__Requirement__. From the entries provided below, copy each line that contains the word "screenshot".

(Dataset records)

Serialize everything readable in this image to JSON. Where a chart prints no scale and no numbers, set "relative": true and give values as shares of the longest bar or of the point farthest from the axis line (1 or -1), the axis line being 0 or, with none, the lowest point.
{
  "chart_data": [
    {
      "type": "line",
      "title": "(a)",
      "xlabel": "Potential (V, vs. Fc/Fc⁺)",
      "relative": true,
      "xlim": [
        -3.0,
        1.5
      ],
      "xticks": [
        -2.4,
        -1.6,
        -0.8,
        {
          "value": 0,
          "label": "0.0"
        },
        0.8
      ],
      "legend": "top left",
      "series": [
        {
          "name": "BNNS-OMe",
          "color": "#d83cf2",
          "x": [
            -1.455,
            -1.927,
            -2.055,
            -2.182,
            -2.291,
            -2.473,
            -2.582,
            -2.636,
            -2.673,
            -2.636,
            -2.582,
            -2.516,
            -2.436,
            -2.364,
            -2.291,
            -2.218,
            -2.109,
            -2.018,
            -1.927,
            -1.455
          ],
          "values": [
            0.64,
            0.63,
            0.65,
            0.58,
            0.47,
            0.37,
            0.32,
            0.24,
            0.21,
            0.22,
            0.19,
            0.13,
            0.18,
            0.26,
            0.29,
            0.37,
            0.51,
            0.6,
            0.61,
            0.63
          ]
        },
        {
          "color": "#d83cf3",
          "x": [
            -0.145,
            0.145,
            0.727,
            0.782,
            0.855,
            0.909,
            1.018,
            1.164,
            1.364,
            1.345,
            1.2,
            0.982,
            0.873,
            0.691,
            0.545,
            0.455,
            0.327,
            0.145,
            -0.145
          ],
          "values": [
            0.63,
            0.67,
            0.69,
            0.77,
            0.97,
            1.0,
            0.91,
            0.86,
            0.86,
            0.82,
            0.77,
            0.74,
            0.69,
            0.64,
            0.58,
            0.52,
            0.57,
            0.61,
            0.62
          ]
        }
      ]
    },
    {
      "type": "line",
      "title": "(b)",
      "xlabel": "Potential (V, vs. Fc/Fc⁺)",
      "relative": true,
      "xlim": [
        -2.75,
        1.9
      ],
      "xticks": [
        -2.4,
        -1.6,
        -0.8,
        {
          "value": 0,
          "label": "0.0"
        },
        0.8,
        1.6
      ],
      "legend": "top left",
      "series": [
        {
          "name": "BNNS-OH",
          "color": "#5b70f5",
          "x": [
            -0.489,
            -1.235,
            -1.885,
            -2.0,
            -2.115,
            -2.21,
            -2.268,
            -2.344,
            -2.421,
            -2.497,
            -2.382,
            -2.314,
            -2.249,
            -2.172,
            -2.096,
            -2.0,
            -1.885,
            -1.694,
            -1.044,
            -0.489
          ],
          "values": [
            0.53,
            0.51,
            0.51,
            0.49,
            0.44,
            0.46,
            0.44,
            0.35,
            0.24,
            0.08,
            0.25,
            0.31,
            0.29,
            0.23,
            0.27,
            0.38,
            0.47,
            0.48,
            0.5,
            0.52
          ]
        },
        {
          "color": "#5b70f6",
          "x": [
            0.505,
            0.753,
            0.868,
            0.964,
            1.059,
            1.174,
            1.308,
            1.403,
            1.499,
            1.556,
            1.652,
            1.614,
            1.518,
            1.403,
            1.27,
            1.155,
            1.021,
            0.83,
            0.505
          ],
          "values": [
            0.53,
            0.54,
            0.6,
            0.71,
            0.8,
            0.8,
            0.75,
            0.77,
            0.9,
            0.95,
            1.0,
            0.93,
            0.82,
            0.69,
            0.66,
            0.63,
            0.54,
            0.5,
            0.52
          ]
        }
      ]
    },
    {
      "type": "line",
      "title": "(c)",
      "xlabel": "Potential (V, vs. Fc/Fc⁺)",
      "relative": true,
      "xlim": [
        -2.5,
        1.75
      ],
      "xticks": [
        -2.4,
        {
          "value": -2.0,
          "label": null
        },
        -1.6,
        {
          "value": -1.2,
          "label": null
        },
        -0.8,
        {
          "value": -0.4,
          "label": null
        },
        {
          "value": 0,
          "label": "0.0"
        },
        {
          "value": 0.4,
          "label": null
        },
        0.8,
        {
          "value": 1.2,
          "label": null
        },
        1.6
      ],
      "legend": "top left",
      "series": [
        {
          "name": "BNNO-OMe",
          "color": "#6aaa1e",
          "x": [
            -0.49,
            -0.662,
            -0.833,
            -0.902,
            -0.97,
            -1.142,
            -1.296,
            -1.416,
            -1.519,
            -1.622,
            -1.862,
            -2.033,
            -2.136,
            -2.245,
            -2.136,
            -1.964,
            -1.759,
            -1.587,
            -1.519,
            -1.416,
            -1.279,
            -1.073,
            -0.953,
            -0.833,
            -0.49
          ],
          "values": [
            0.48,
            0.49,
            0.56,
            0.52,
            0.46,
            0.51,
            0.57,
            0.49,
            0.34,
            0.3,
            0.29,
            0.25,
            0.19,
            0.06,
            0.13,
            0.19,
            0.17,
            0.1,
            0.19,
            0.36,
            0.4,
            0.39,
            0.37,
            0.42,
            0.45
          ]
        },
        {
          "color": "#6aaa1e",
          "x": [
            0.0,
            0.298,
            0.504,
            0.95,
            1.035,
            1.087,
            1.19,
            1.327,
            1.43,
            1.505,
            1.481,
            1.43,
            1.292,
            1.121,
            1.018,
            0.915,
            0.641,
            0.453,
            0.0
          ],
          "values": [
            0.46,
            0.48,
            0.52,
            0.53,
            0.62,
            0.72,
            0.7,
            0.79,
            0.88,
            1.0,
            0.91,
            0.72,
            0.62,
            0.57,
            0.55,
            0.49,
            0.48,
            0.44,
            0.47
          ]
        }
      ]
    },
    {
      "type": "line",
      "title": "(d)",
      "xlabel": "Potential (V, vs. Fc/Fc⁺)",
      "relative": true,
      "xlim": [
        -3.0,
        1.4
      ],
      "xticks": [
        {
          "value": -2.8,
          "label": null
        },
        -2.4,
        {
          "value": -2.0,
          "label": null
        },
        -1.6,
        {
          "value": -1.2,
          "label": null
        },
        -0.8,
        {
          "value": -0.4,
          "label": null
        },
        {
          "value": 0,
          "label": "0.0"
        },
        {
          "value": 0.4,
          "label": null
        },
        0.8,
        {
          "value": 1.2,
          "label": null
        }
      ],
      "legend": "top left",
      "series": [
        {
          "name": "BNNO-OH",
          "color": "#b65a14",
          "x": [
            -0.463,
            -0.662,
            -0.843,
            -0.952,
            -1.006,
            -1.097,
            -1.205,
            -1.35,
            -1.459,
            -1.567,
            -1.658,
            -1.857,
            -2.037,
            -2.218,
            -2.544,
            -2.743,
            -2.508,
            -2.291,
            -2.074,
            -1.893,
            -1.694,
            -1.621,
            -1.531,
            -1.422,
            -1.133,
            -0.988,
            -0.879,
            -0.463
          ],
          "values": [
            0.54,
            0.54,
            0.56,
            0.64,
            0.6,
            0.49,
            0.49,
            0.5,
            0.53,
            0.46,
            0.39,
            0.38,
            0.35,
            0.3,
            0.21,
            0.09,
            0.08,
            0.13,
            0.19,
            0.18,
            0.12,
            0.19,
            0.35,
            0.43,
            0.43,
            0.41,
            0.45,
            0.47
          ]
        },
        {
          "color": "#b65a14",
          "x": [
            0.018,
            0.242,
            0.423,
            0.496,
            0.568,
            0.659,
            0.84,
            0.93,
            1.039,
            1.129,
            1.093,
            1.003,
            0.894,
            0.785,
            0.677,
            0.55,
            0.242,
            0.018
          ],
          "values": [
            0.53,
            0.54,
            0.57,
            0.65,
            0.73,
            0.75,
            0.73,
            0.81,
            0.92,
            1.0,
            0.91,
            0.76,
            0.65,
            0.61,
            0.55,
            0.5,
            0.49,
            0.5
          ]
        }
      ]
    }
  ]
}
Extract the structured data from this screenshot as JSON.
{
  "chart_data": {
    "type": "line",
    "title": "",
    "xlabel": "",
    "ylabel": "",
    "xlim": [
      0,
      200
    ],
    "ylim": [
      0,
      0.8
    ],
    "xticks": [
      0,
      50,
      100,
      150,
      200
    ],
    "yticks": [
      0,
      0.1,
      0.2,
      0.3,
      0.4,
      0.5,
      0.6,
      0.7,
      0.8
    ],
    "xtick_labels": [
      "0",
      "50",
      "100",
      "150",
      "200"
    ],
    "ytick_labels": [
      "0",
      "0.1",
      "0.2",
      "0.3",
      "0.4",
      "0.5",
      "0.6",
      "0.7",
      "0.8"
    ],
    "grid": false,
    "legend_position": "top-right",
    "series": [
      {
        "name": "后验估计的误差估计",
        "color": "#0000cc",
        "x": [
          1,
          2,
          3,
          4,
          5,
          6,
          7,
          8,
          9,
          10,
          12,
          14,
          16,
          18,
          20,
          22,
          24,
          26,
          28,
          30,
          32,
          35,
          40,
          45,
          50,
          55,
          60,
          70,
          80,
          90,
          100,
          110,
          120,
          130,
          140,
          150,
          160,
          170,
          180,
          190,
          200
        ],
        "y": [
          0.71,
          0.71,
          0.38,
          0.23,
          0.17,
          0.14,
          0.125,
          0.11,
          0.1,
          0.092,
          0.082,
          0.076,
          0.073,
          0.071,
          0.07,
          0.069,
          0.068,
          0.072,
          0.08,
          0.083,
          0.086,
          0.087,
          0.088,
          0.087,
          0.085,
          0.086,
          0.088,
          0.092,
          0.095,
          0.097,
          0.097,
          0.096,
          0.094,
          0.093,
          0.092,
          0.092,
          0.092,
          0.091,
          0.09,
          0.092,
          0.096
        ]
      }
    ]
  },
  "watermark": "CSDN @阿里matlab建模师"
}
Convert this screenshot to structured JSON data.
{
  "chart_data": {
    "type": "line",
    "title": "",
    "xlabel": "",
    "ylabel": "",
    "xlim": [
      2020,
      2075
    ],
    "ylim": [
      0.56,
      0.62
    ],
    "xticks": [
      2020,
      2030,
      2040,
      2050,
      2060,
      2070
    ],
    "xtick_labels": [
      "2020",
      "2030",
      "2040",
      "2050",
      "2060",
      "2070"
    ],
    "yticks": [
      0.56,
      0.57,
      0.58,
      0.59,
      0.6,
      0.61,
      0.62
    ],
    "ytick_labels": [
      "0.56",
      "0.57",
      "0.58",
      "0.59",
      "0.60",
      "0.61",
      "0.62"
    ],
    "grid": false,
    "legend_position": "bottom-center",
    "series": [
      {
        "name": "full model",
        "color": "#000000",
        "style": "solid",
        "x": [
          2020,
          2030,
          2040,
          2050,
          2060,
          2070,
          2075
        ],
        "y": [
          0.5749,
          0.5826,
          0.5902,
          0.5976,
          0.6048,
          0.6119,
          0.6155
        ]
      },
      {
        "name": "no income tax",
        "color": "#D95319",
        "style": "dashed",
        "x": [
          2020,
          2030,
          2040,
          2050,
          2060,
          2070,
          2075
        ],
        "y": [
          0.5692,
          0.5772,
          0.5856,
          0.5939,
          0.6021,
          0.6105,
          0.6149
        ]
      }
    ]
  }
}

__Result of the task__.
Extract the structured data from this screenshot as JSON.
Convert this screenshot to structured JSON data.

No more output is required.